— BEGIN Data supplied —

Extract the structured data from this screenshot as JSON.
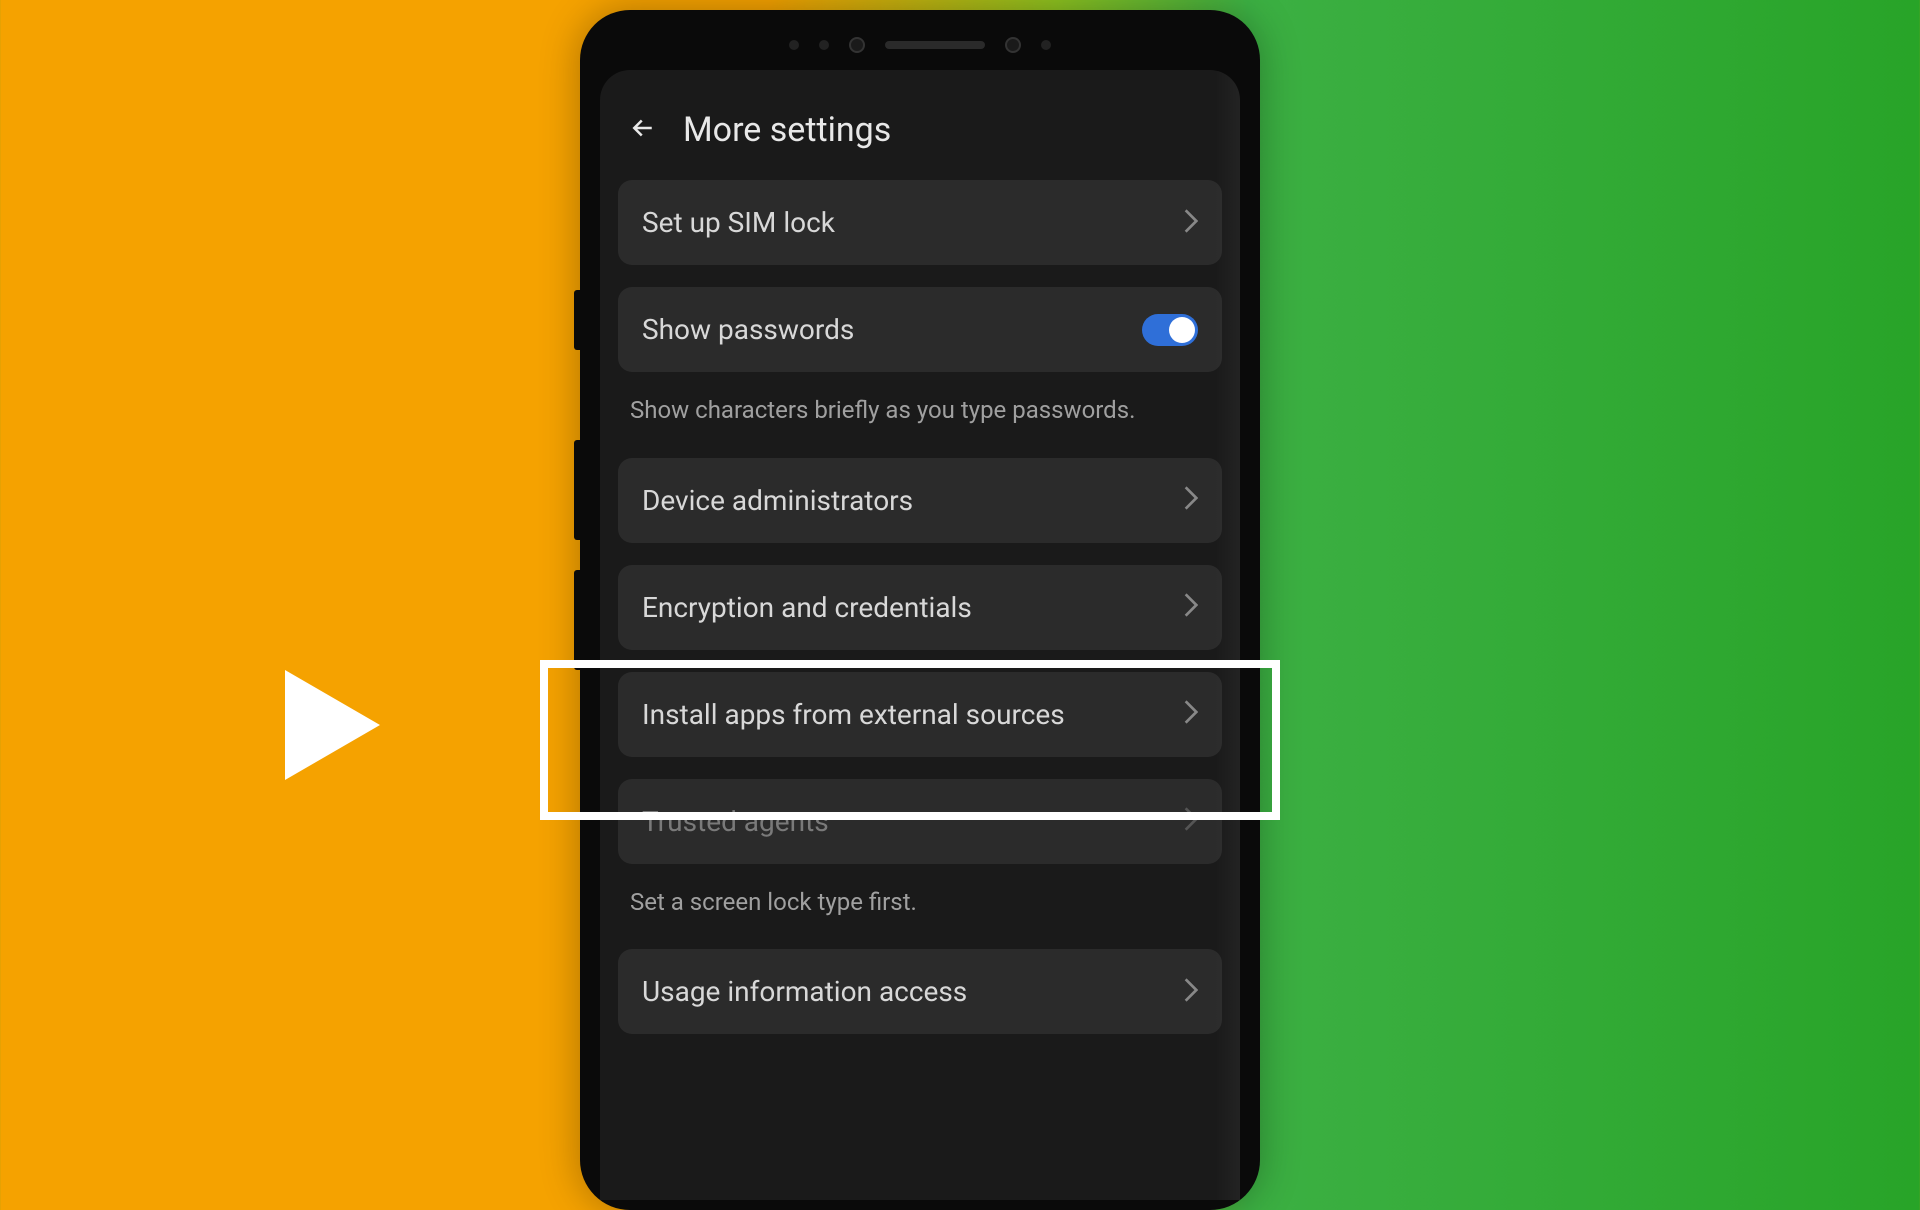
{
  "header": {
    "title": "More settings"
  },
  "items": {
    "sim_lock": {
      "label": "Set up SIM lock"
    },
    "show_passwords": {
      "label": "Show passwords",
      "description": "Show characters briefly as you type passwords."
    },
    "device_admins": {
      "label": "Device administrators"
    },
    "encryption": {
      "label": "Encryption and credentials"
    },
    "install_external": {
      "label": "Install apps from external sources"
    },
    "trusted_agents": {
      "label": "Trusted agents",
      "description": "Set a screen lock type first."
    },
    "usage_info": {
      "label": "Usage information access"
    }
  },
  "toggle_state": {
    "show_passwords": true
  }
}
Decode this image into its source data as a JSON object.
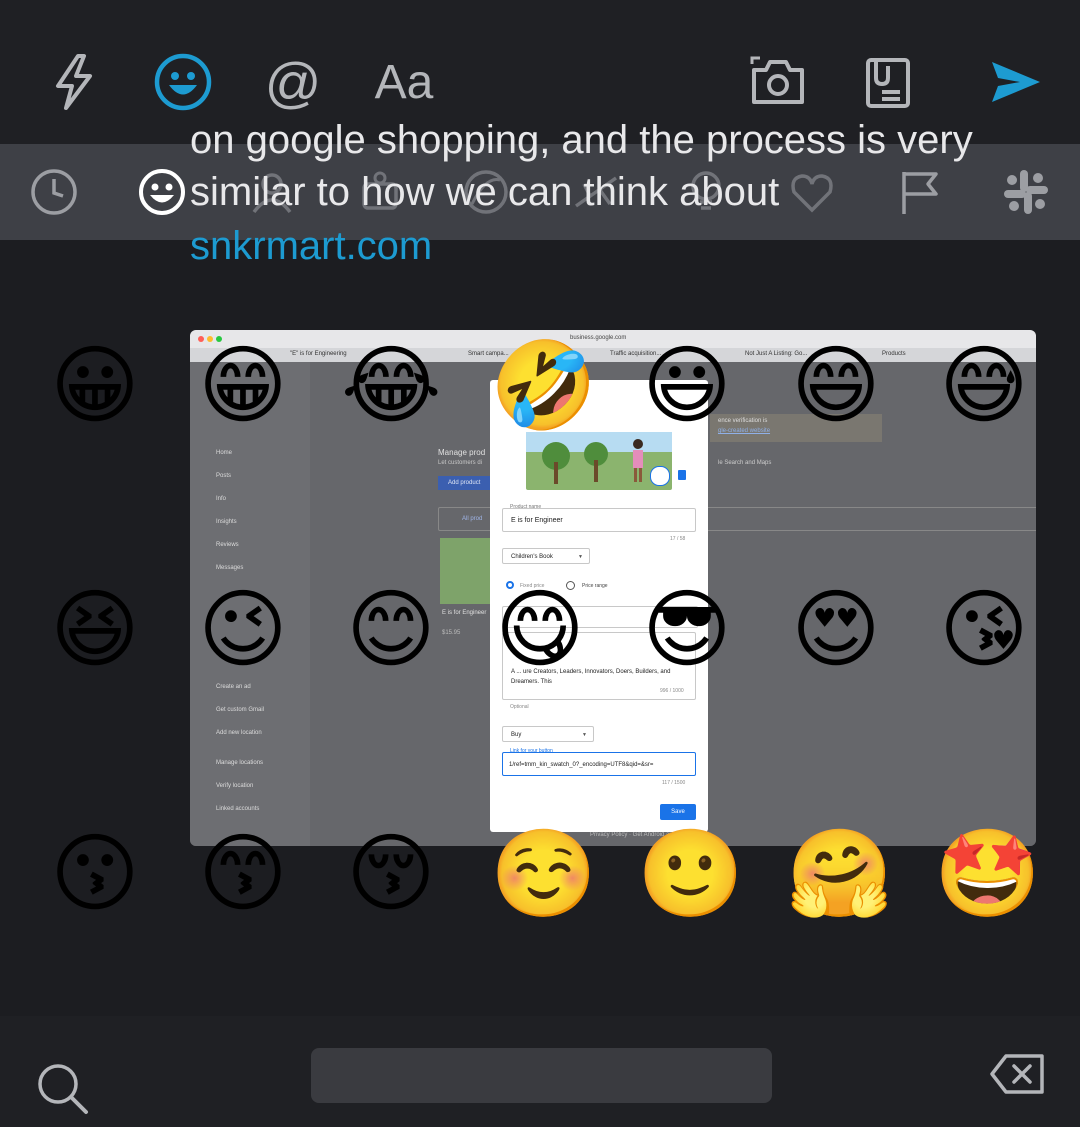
{
  "toolbar": {
    "format_label": "Aa",
    "at_label": "@"
  },
  "message": {
    "line1": "on google shopping, and the process is very",
    "line2": "similar to how we can think about",
    "link": "snkrmart.com"
  },
  "categories": [
    "recent-icon",
    "smileys-icon",
    "people-icon",
    "nature-icon",
    "food-icon",
    "activity-icon",
    "travel-icon",
    "objects-icon",
    "symbols-icon",
    "flags-icon",
    "slack-icon"
  ],
  "emoji_rows": [
    [
      "😀",
      "😁",
      "😂",
      "🤣",
      "😃",
      "😄",
      "😅"
    ],
    [
      "😆",
      "😉",
      "😊",
      "😋",
      "😎",
      "😍",
      "😘"
    ],
    [
      "😗",
      "😙",
      "😚",
      "☺️",
      "🙂",
      "🤗",
      "🤩"
    ]
  ],
  "screenshot": {
    "url": "business.google.com",
    "tabs": [
      "\"E\" is for Engineering",
      "Smart campa...",
      "Traffic acquisition...",
      "Not Just A Listing: Go...",
      "Products"
    ],
    "sidebar": [
      "Home",
      "Posts",
      "Info",
      "Insights",
      "Reviews",
      "Messages",
      "Create an ad",
      "Get custom Gmail",
      "Add new location",
      "Manage locations",
      "Verify location",
      "Linked accounts"
    ],
    "main_heading": "Manage prod",
    "main_sub": "Let customers di",
    "add_product": "Add product",
    "all_products": "All prod",
    "product_card_name": "E is for Engineer",
    "product_card_price": "$15.95",
    "verify_text": "ence verification is",
    "verify_link": "gle-created website",
    "search_maps": "le Search and Maps",
    "dialog": {
      "product_name_label": "Product name",
      "product_name_value": "E is for Engineer",
      "product_name_count": "17 / 58",
      "category": "Children's Book",
      "price_opt1": "Fixed price",
      "price_opt2": "Price range",
      "description": "A ... ure Creators, Leaders, Innovators, Doers, Builders, and Dreamers. This",
      "desc_count": "996 / 1000",
      "optional": "Optional",
      "button_type": "Buy",
      "link_label": "Link for your button",
      "link_value": "1/ref=tmm_kin_swatch_0?_encoding=UTF8&qid=&sr=",
      "link_count": "117 / 1500",
      "save": "Save"
    },
    "footer": "Privacy Policy · Get Android app · Get iPhone"
  },
  "bottom": {
    "progress_fraction": 0.05,
    "search_placeholder": ""
  },
  "colors": {
    "accent": "#1d9bd1",
    "icon_gray": "#b4b6ba",
    "background": "#1c1d21"
  }
}
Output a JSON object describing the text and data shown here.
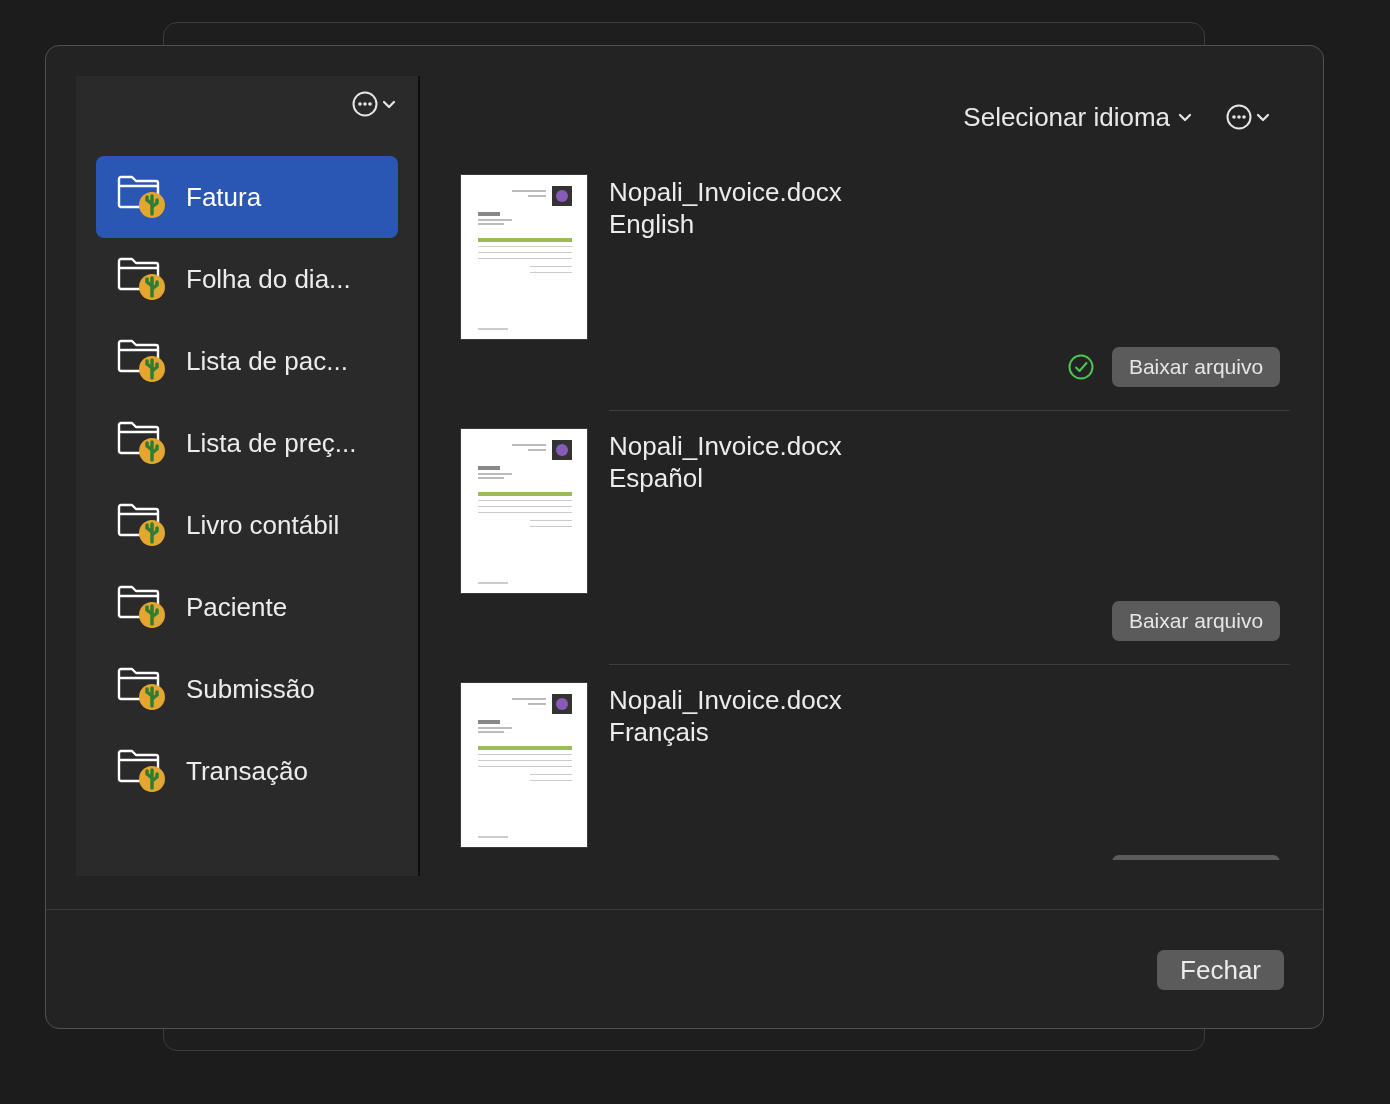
{
  "sidebar": {
    "items": [
      {
        "label": "Fatura",
        "selected": true
      },
      {
        "label": "Folha do dia...",
        "selected": false
      },
      {
        "label": "Lista de pac...",
        "selected": false
      },
      {
        "label": "Lista de preç...",
        "selected": false
      },
      {
        "label": "Livro contábil",
        "selected": false
      },
      {
        "label": "Paciente",
        "selected": false
      },
      {
        "label": "Submissão",
        "selected": false
      },
      {
        "label": "Transação",
        "selected": false
      }
    ]
  },
  "toolbar": {
    "language_menu": "Selecionar idioma"
  },
  "documents": [
    {
      "file": "Nopali_Invoice.docx",
      "language": "English",
      "downloaded": true,
      "button": "Baixar arquivo"
    },
    {
      "file": "Nopali_Invoice.docx",
      "language": "Español",
      "downloaded": false,
      "button": "Baixar arquivo"
    },
    {
      "file": "Nopali_Invoice.docx",
      "language": "Français"
    }
  ],
  "footer": {
    "close_button": "Fechar"
  }
}
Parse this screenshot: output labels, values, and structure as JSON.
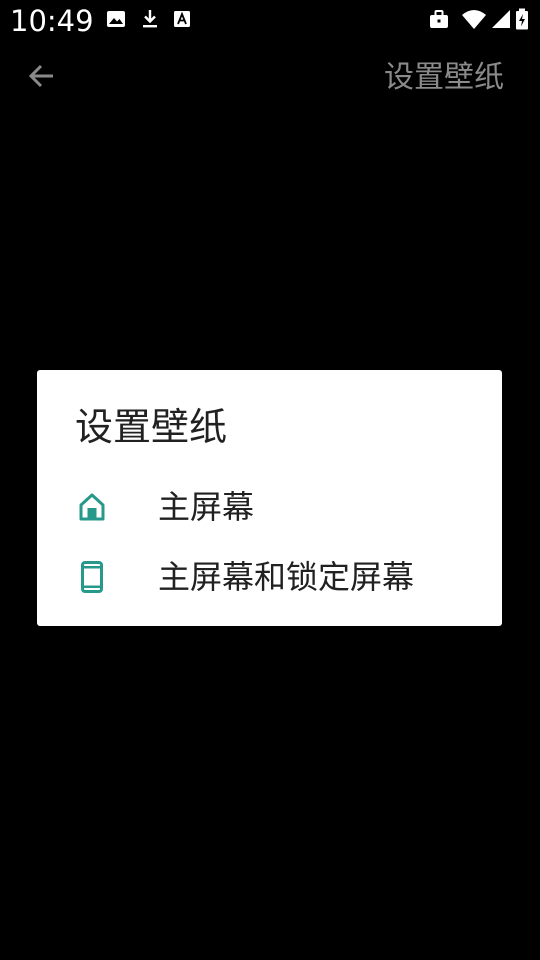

— END Data supplied —

→ Your goal
Reply with nothing except the number of lines in the listing above that include "Lista".

→ Exercise output
2